[Rows from a figure dataset]
● ● ●

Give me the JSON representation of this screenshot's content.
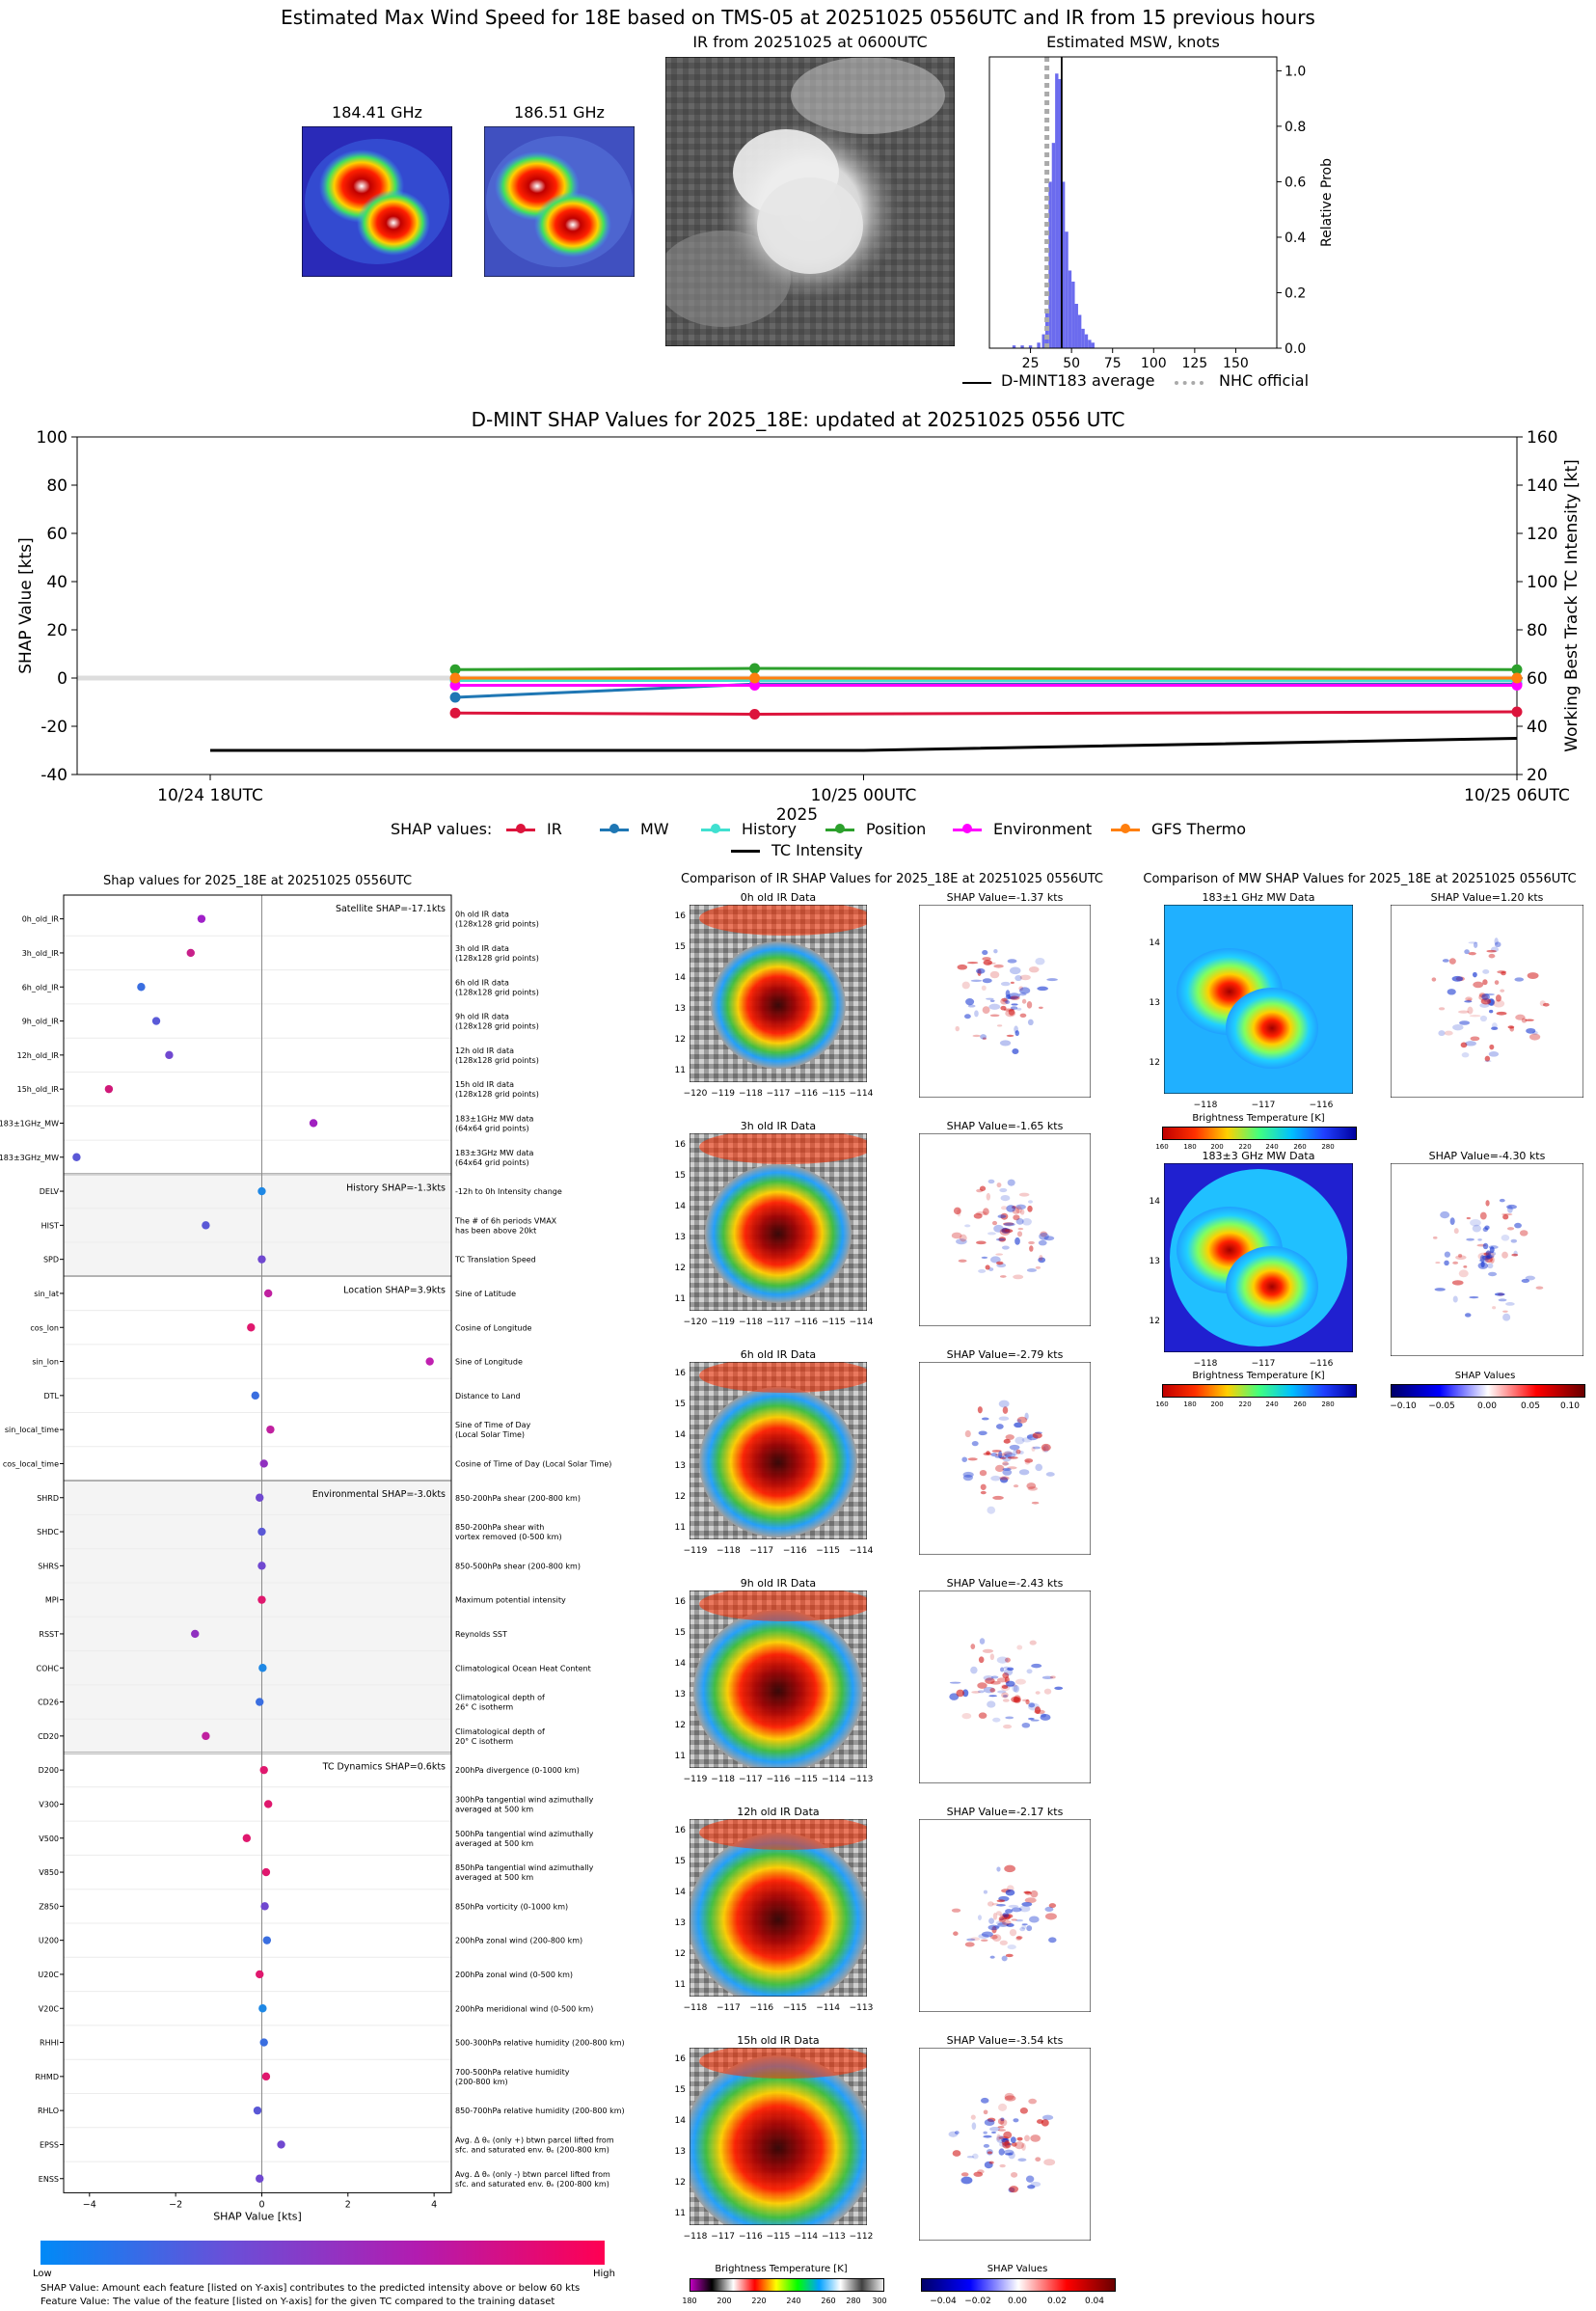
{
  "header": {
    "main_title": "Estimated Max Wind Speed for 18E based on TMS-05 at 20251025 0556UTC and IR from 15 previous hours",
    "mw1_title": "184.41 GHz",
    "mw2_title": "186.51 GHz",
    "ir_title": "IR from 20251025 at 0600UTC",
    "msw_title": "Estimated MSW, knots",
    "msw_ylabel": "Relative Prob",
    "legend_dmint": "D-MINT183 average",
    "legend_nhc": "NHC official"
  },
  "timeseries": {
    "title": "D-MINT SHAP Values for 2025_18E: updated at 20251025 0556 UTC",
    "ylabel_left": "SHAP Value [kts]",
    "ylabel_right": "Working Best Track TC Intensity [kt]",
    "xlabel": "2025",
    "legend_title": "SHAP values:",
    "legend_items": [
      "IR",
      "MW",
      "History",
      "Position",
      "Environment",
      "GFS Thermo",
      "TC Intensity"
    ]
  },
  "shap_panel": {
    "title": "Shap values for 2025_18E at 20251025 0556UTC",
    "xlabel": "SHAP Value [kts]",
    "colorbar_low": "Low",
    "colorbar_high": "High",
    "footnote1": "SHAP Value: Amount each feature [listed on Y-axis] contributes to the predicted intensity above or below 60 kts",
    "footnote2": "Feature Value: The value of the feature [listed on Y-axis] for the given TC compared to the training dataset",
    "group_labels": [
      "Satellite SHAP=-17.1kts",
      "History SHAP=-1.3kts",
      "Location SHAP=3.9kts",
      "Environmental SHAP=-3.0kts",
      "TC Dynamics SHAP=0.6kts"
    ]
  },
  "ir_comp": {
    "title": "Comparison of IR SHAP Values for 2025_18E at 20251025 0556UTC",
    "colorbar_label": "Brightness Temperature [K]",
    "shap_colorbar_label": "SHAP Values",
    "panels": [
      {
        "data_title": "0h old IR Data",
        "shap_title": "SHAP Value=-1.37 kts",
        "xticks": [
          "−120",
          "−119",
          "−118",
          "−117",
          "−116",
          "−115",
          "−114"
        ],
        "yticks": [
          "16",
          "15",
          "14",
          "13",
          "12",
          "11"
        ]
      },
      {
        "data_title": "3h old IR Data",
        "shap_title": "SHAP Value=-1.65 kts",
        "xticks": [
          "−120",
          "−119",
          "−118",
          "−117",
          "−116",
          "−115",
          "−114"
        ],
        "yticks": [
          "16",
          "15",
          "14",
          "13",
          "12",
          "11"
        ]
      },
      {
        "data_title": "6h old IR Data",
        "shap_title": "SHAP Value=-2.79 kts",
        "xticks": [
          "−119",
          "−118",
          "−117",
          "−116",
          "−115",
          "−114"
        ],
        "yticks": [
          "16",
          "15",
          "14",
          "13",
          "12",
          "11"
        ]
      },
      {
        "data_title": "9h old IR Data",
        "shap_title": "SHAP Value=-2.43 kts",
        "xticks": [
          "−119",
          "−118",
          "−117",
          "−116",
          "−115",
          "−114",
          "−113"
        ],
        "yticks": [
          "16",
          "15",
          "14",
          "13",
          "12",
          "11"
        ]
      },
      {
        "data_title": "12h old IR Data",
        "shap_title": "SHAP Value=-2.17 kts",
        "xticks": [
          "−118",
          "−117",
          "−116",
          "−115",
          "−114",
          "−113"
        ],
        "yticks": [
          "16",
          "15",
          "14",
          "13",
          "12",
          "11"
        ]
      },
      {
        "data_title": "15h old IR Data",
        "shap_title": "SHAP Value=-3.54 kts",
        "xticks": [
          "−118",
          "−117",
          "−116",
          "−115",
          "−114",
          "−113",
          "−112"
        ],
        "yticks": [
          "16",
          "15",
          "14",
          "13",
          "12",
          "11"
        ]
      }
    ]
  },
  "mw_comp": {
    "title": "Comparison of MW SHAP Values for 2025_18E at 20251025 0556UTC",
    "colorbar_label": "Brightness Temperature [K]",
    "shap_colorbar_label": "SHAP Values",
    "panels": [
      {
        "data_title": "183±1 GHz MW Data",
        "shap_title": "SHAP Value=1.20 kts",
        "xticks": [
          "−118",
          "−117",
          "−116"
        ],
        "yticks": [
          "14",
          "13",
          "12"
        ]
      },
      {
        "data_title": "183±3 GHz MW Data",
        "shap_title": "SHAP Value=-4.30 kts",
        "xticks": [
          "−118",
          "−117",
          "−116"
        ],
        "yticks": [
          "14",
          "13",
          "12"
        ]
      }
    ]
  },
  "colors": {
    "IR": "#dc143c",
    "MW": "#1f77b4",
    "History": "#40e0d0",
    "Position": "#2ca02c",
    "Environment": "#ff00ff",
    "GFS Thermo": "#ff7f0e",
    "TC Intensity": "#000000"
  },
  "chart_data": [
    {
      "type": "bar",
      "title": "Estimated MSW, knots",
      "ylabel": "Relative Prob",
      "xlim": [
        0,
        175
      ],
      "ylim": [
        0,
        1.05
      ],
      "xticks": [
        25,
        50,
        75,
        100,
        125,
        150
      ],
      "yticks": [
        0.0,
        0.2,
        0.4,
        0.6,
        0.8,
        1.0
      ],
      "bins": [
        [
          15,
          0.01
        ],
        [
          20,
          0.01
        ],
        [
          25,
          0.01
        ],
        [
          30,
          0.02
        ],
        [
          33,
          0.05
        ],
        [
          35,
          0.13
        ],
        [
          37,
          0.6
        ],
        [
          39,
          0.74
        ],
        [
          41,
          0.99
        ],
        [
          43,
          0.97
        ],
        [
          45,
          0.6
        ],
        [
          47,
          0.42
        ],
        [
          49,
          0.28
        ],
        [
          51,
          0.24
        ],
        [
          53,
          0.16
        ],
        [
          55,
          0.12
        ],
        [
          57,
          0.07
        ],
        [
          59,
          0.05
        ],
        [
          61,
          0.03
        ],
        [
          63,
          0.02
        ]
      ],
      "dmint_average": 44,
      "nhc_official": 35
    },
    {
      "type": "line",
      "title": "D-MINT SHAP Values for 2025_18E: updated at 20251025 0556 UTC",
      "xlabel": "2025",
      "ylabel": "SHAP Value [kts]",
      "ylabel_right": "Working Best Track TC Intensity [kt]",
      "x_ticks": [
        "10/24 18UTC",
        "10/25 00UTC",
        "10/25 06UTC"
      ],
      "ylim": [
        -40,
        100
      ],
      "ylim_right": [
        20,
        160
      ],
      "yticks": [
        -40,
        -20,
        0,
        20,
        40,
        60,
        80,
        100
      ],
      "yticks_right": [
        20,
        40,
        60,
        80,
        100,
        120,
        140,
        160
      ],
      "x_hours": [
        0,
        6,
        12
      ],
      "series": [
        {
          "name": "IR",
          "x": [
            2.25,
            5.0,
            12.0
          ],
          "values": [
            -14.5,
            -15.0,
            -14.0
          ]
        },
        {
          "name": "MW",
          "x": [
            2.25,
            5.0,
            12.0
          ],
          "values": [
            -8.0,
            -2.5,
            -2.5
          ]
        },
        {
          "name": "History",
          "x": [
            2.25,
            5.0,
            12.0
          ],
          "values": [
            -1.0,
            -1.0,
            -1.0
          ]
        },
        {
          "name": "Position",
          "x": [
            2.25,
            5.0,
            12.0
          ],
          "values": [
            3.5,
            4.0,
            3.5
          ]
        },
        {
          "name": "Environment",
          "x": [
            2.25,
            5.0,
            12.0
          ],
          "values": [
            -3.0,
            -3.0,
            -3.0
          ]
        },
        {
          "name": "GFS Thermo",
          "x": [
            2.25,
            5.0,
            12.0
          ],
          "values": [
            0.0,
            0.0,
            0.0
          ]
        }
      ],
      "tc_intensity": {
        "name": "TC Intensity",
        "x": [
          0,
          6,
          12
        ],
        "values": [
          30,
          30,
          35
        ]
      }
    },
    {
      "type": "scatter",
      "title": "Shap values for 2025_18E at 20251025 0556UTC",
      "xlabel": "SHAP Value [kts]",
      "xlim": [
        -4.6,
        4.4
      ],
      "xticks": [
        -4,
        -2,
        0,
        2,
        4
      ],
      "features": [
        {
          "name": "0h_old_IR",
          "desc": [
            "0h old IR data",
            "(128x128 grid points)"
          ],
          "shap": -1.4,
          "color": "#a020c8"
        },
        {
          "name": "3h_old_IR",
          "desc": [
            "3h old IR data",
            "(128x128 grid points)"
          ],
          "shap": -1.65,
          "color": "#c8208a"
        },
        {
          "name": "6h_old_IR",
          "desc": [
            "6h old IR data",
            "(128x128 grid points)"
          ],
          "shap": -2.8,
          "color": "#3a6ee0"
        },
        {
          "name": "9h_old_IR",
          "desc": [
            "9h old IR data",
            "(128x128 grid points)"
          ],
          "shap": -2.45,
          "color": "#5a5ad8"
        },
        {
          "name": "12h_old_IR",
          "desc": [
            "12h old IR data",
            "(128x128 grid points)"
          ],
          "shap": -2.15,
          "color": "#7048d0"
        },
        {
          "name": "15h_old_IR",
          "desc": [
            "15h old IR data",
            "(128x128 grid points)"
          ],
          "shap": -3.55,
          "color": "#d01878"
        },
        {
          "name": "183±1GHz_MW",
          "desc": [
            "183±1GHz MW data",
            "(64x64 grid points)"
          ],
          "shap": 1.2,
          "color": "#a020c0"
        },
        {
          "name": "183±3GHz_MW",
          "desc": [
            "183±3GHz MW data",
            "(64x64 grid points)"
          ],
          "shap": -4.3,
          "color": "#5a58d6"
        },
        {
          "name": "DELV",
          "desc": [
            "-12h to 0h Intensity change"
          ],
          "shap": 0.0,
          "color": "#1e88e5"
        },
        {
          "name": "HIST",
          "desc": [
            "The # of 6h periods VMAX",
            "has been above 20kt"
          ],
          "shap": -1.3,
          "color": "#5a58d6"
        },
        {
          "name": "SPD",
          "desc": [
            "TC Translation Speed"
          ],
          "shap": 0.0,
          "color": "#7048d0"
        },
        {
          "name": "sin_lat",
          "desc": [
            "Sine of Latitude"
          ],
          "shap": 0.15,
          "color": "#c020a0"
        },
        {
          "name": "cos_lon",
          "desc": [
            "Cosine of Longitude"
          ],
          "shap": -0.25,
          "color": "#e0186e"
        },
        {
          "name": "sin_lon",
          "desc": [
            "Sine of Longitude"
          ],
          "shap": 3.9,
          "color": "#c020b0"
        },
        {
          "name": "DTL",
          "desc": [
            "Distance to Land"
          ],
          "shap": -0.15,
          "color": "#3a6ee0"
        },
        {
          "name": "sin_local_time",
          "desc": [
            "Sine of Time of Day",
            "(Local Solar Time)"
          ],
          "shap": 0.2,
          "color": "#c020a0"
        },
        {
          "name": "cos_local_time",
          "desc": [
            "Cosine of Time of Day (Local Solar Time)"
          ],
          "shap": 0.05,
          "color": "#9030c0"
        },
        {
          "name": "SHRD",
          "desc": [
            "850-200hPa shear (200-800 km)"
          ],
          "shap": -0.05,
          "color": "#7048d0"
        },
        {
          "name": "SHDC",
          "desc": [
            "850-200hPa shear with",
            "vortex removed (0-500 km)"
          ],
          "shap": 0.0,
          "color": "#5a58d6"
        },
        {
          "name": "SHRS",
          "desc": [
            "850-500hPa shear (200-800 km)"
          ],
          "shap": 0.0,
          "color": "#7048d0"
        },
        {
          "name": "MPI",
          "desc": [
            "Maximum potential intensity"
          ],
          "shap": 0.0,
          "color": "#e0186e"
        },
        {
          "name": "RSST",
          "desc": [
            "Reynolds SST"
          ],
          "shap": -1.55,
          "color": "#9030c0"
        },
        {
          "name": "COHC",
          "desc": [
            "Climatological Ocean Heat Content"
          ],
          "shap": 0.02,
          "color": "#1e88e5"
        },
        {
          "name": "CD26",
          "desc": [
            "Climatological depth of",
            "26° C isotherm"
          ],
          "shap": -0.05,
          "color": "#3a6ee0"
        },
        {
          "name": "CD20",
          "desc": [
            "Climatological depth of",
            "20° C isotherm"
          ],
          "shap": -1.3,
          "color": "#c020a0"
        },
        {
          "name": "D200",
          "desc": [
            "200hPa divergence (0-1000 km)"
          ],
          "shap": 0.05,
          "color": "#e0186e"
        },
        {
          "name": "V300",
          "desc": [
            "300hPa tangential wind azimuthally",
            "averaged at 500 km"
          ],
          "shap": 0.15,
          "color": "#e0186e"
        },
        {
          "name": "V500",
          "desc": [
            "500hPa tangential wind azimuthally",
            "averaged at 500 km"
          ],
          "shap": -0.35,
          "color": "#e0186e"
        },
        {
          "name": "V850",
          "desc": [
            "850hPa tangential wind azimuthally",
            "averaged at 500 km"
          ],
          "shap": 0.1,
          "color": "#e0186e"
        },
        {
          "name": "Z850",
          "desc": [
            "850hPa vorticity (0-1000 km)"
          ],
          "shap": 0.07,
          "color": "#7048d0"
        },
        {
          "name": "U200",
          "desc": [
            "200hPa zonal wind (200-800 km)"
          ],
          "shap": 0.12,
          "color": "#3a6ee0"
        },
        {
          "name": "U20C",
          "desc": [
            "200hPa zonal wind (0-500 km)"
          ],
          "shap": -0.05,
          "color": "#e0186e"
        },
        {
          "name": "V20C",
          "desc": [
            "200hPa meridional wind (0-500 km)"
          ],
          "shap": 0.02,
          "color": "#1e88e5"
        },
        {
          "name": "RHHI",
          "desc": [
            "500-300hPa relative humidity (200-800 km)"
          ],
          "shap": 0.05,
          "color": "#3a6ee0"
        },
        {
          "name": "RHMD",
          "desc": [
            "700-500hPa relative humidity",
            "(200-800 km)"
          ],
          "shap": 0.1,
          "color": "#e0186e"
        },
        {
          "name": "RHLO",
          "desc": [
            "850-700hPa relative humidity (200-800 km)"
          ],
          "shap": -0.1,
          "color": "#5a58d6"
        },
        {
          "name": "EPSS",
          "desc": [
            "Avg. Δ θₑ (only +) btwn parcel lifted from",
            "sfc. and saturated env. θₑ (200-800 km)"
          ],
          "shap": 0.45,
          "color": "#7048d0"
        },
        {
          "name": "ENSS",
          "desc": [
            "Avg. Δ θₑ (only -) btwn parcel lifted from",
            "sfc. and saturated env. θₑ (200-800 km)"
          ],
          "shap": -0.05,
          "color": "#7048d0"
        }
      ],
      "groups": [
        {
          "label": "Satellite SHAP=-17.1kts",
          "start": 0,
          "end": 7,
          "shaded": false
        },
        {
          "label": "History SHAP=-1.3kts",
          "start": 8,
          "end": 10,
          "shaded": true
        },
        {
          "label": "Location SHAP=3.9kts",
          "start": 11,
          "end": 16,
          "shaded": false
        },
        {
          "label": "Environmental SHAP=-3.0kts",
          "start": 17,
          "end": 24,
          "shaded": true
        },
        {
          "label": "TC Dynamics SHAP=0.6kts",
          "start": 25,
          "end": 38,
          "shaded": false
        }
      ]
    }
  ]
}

● ● ●

■ Set exercise:
Check each line of the data above for the string "Best", then report how many lines have it, with no other words.

■ Written answer:
2